==== Dataset
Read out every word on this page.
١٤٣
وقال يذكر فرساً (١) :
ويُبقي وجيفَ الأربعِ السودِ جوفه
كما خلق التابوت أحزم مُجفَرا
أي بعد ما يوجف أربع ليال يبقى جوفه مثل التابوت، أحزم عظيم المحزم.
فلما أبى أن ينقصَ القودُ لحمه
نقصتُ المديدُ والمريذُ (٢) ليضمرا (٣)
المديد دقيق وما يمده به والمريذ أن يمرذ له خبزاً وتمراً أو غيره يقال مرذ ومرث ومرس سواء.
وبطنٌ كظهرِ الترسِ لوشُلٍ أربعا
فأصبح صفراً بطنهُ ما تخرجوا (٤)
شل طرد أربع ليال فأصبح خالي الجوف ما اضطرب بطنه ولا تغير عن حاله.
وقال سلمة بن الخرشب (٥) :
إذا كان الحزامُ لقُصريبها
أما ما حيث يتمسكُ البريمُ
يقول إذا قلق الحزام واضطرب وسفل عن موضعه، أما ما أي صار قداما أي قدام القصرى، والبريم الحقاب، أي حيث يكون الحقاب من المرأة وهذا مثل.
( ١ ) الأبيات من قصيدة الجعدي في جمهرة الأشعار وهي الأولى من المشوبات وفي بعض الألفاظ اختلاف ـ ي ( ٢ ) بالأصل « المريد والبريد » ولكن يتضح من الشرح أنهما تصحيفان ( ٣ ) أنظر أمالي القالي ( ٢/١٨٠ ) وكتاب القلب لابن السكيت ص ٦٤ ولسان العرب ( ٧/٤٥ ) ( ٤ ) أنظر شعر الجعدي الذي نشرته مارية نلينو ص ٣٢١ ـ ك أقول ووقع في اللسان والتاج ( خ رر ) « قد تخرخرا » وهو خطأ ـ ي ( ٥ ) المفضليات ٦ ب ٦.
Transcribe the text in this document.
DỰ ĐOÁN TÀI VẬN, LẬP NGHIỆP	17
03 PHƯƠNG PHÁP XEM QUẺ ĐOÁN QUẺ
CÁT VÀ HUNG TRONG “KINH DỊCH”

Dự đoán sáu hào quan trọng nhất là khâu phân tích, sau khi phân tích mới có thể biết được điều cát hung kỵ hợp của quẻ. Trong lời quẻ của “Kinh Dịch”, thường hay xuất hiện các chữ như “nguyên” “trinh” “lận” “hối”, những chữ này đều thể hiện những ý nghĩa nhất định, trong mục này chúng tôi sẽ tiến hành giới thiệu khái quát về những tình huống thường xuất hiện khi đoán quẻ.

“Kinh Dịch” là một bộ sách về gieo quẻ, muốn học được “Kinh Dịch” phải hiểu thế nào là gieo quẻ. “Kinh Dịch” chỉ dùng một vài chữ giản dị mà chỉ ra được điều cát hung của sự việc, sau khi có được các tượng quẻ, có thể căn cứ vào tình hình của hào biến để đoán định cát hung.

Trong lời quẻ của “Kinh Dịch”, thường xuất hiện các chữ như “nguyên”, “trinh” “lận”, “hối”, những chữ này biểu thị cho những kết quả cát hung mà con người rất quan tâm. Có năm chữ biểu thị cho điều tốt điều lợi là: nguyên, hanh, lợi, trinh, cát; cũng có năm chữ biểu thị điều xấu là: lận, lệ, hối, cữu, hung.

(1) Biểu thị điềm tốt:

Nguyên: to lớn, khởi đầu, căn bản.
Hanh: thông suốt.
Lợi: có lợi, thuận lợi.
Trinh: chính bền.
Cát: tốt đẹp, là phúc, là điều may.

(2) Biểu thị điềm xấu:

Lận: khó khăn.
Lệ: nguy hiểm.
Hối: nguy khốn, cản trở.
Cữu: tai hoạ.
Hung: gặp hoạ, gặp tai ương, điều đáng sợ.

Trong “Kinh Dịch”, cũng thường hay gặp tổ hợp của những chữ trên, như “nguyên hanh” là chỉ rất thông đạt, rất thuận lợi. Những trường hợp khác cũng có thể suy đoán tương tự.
========
# [Task brief]
Return every line from the records above that holds the word "فأصبح".

# [The solution]
فأصبح صفراً بطنهُ ما تخرجوا (٤)
شل طرد أربع ليال فأصبح خالي الجوف ما اضطرب بطنه ولا تغير عن حاله.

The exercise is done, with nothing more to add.